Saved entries
-- -- --
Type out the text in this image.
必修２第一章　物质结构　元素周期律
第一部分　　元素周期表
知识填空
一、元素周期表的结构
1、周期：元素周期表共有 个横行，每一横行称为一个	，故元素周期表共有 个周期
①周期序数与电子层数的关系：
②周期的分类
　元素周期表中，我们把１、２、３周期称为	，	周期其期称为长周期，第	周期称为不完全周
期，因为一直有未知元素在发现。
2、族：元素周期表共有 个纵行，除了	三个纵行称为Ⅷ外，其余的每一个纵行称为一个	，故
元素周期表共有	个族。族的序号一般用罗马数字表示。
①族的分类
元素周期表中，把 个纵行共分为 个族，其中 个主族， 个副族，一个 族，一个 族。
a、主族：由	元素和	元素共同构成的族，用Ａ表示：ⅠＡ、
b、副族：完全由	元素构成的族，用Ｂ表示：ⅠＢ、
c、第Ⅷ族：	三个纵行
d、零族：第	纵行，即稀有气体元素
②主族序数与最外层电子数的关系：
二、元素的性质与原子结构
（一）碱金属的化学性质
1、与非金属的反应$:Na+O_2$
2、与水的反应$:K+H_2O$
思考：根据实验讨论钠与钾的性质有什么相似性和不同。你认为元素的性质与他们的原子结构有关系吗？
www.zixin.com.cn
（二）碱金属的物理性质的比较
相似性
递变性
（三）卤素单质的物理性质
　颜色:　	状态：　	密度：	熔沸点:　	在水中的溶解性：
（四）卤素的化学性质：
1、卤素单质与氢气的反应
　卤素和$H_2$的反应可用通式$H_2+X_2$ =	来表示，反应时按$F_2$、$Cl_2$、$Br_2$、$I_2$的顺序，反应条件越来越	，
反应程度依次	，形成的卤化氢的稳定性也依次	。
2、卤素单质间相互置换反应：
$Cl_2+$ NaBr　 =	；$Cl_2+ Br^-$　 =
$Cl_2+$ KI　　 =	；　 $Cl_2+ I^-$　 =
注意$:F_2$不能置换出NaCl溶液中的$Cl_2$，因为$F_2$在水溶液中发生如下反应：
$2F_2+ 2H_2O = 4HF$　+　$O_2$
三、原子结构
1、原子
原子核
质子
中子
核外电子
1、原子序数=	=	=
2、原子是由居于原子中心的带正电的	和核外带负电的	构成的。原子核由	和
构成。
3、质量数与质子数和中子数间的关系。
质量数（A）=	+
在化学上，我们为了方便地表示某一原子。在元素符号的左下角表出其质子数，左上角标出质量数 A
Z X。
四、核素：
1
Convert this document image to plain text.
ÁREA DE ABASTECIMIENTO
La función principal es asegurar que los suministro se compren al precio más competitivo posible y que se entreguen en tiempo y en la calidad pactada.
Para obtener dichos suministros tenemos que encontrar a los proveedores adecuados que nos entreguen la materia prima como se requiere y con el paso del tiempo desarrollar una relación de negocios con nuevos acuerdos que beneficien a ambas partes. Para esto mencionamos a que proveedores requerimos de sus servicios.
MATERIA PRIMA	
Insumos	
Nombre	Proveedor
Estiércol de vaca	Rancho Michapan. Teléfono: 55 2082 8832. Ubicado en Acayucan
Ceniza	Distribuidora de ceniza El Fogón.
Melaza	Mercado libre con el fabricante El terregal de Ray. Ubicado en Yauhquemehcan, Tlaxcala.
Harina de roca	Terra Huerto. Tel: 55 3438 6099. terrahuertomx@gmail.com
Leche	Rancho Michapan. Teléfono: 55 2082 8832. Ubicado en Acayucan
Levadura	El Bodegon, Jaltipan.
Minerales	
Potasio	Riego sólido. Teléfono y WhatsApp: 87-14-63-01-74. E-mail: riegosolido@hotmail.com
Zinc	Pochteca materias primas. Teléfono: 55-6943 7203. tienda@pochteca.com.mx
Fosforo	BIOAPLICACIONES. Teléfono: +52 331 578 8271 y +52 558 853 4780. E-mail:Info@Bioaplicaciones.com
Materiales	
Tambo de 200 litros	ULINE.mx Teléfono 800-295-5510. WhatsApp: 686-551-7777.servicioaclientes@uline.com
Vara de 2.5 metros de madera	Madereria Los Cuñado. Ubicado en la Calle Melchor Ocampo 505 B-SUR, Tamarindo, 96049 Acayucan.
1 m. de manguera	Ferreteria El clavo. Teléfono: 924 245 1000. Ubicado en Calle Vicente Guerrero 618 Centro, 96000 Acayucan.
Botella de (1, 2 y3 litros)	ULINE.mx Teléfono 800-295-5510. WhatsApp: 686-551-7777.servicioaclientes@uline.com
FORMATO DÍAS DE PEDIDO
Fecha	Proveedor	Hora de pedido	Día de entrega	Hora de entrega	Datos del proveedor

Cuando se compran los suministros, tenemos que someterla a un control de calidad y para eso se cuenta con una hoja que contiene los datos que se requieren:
-- -- --
• DIRECTIONS FOR THIS TASK
Please reproduce all of the entries exactly as they stand.

• SOLUTION
Type out the text in this image.
必修２第一章　物质结构　元素周期律
第一部分　　元素周期表
知识填空
一、元素周期表的结构
1、周期：元素周期表共有 个横行，每一横行称为一个	，故元素周期表共有 个周期
①周期序数与电子层数的关系：
②周期的分类
　元素周期表中，我们把１、２、３周期称为	，	周期其期称为长周期，第	周期称为不完全周
期，因为一直有未知元素在发现。
2、族：元素周期表共有 个纵行，除了	三个纵行称为Ⅷ外，其余的每一个纵行称为一个	，故
元素周期表共有	个族。族的序号一般用罗马数字表示。
①族的分类
元素周期表中，把 个纵行共分为 个族，其中 个主族， 个副族，一个 族，一个 族。
a、主族：由	元素和	元素共同构成的族，用Ａ表示：ⅠＡ、
b、副族：完全由	元素构成的族，用Ｂ表示：ⅠＢ、
c、第Ⅷ族：	三个纵行
d、零族：第	纵行，即稀有气体元素
②主族序数与最外层电子数的关系：
二、元素的性质与原子结构
（一）碱金属的化学性质
1、与非金属的反应$:Na+O_2$
2、与水的反应$:K+H_2O$
思考：根据实验讨论钠与钾的性质有什么相似性和不同。你认为元素的性质与他们的原子结构有关系吗？
www.zixin.com.cn
（二）碱金属的物理性质的比较
相似性
递变性
（三）卤素单质的物理性质
　颜色:　	状态：　	密度：	熔沸点:　	在水中的溶解性：
（四）卤素的化学性质：
1、卤素单质与氢气的反应
　卤素和$H_2$的反应可用通式$H_2+X_2$ =	来表示，反应时按$F_2$、$Cl_2$、$Br_2$、$I_2$的顺序，反应条件越来越	，
反应程度依次	，形成的卤化氢的稳定性也依次	。
2、卤素单质间相互置换反应：
$Cl_2+$ NaBr　 =	；$Cl_2+ Br^-$　 =
$Cl_2+$ KI　　 =	；　 $Cl_2+ I^-$　 =
注意$:F_2$不能置换出NaCl溶液中的$Cl_2$，因为$F_2$在水溶液中发生如下反应：
$2F_2+ 2H_2O = 4HF$　+　$O_2$
三、原子结构
1、原子
原子核
质子
中子
核外电子
1、原子序数=	=	=
2、原子是由居于原子中心的带正电的	和核外带负电的	构成的。原子核由	和
构成。
3、质量数与质子数和中子数间的关系。
质量数（A）=	+
在化学上，我们为了方便地表示某一原子。在元素符号的左下角表出其质子数，左上角标出质量数 A
Z X。
四、核素：
1
Convert this document image to plain text.
ÁREA DE ABASTECIMIENTO
La función principal es asegurar que los suministro se compren al precio más competitivo posible y que se entreguen en tiempo y en la calidad pactada.
Para obtener dichos suministros tenemos que encontrar a los proveedores adecuados que nos entreguen la materia prima como se requiere y con el paso del tiempo desarrollar una relación de negocios con nuevos acuerdos que beneficien a ambas partes. Para esto mencionamos a que proveedores requerimos de sus servicios.
MATERIA PRIMA	
Insumos	
Nombre	Proveedor
Estiércol de vaca	Rancho Michapan. Teléfono: 55 2082 8832. Ubicado en Acayucan
Ceniza	Distribuidora de ceniza El Fogón.
Melaza	Mercado libre con el fabricante El terregal de Ray. Ubicado en Yauhquemehcan, Tlaxcala.
Harina de roca	Terra Huerto. Tel: 55 3438 6099. terrahuertomx@gmail.com
Leche	Rancho Michapan. Teléfono: 55 2082 8832. Ubicado en Acayucan
Levadura	El Bodegon, Jaltipan.
Minerales	
Potasio	Riego sólido. Teléfono y WhatsApp: 87-14-63-01-74. E-mail: riegosolido@hotmail.com
Zinc	Pochteca materias primas. Teléfono: 55-6943 7203. tienda@pochteca.com.mx
Fosforo	BIOAPLICACIONES. Teléfono: +52 331 578 8271 y +52 558 853 4780. E-mail:Info@Bioaplicaciones.com
Materiales	
Tambo de 200 litros	ULINE.mx Teléfono 800-295-5510. WhatsApp: 686-551-7777.servicioaclientes@uline.com
Vara de 2.5 metros de madera	Madereria Los Cuñado. Ubicado en la Calle Melchor Ocampo 505 B-SUR, Tamarindo, 96049 Acayucan.
1 m. de manguera	Ferreteria El clavo. Teléfono: 924 245 1000. Ubicado en Calle Vicente Guerrero 618 Centro, 96000 Acayucan.
Botella de (1, 2 y3 litros)	ULINE.mx Teléfono 800-295-5510. WhatsApp: 686-551-7777.servicioaclientes@uline.com
FORMATO DÍAS DE PEDIDO
Fecha	Proveedor	Hora de pedido	Día de entrega	Hora de entrega	Datos del proveedor

Cuando se compran los suministros, tenemos que someterla a un control de calidad y para eso se cuenta con una hoja que contiene los datos que se requieren:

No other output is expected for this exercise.